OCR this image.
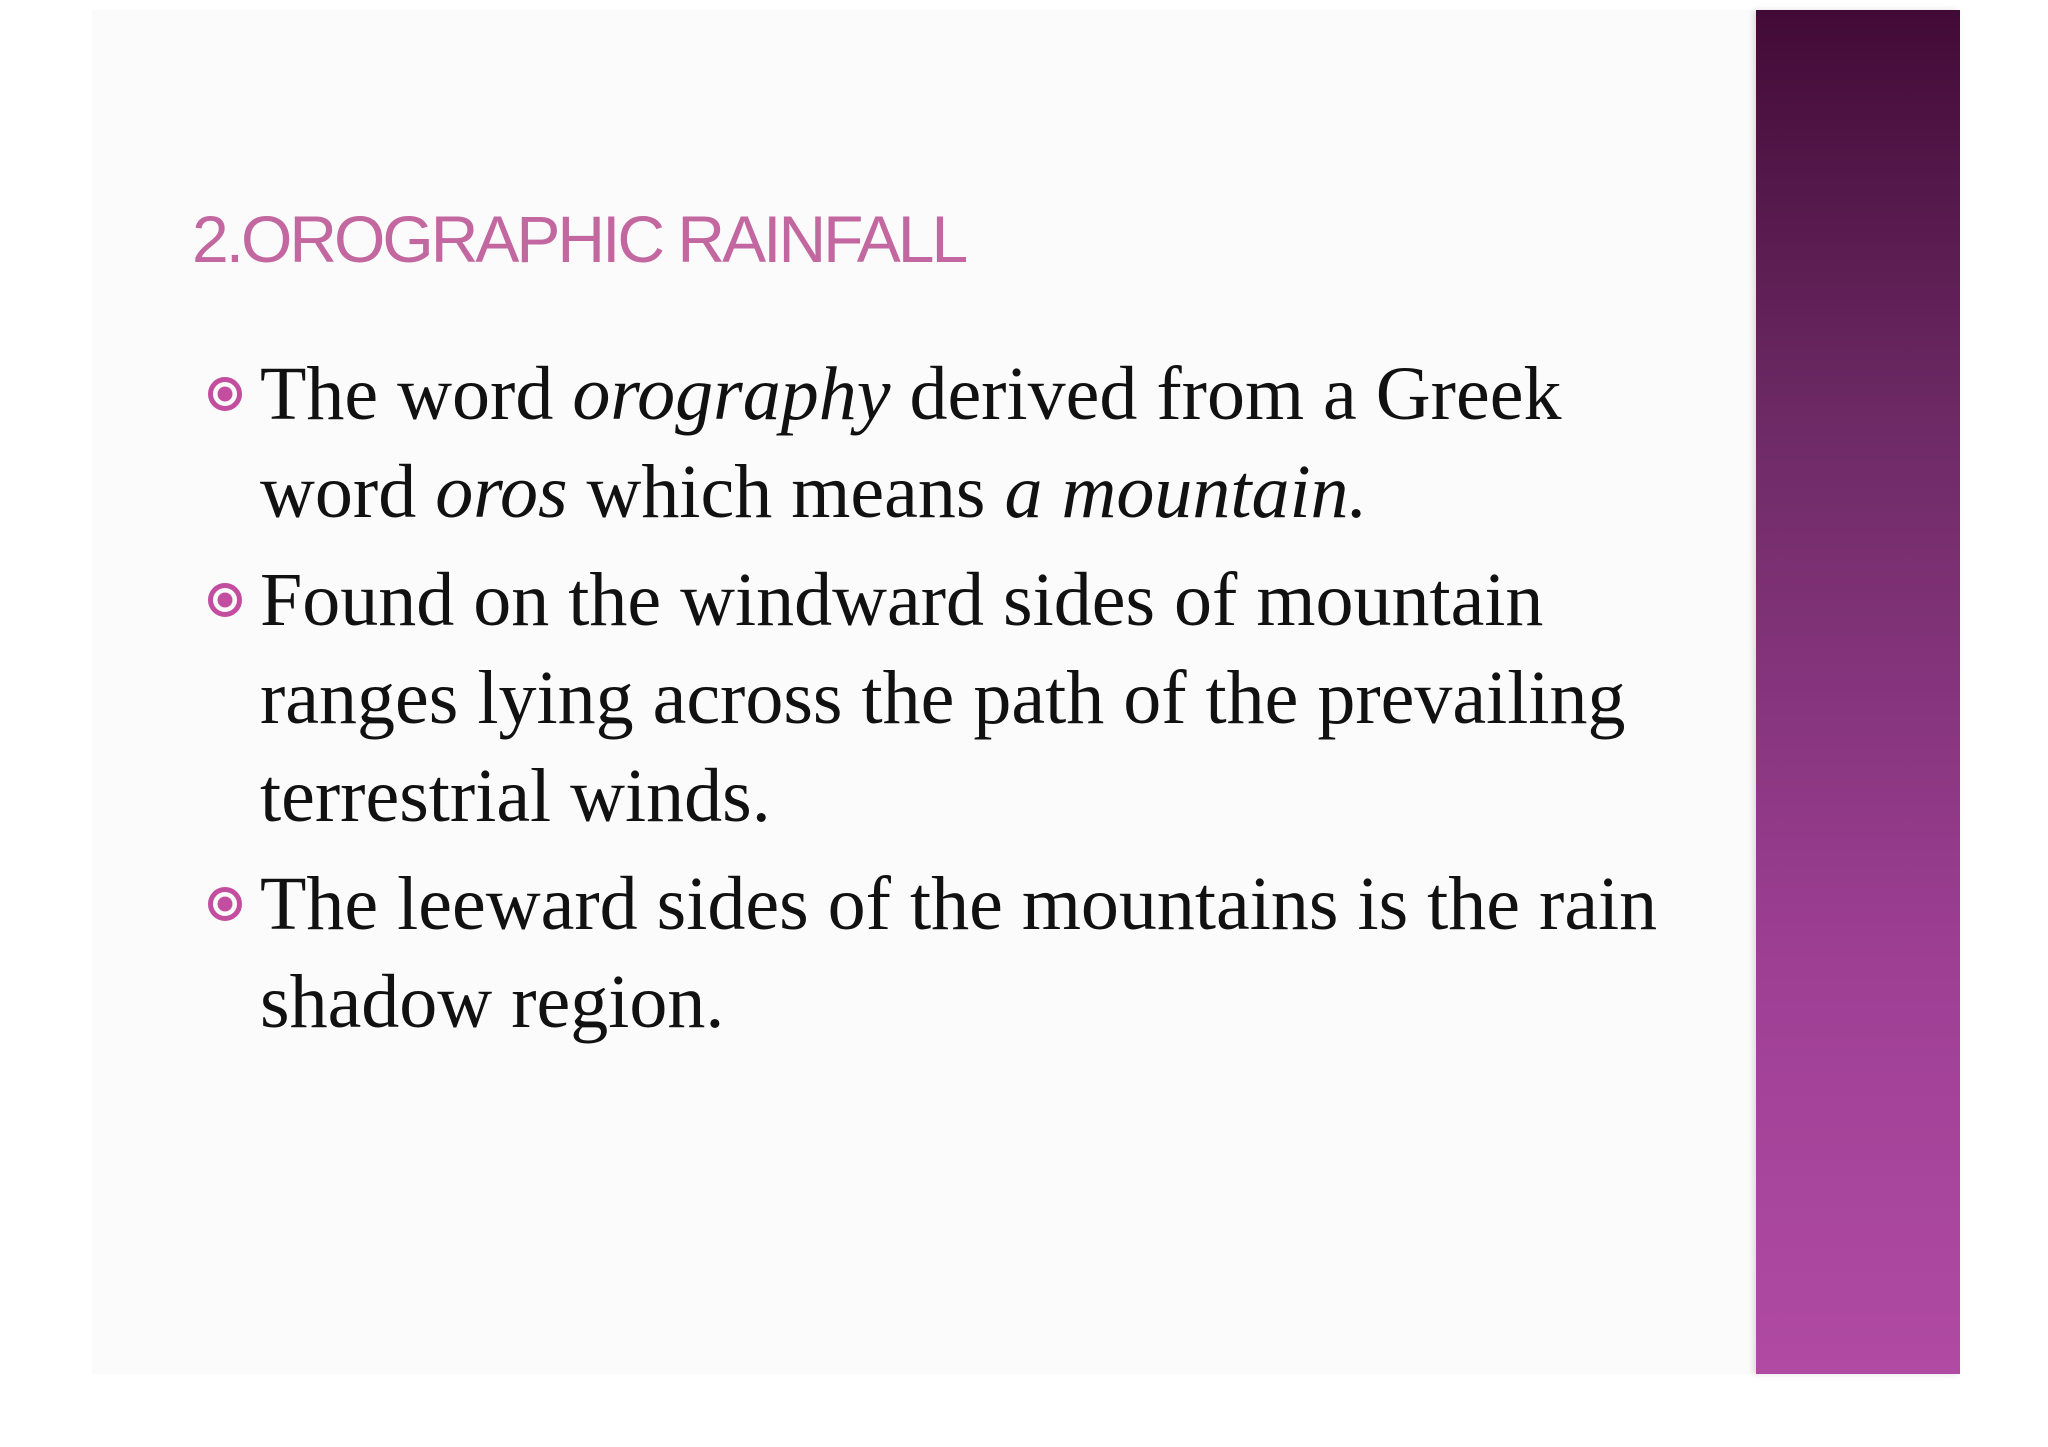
2.OROGRAPHIC RAINFALL
The word orography derived from a Greek word oros which means a mountain.
Found on the windward sides of mountain ranges lying across the path of the prevailing terrestrial winds.
The leeward sides of the mountains is the rain shadow region.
---+---
## Direction:
Report each line in the preceding entries that holds the string "sides".

## Solution to the problem:
Found on the windward sides of mountain ranges lying across the path of the prevailing terrestrial winds.
The leeward sides of the mountains is the rain shadow region.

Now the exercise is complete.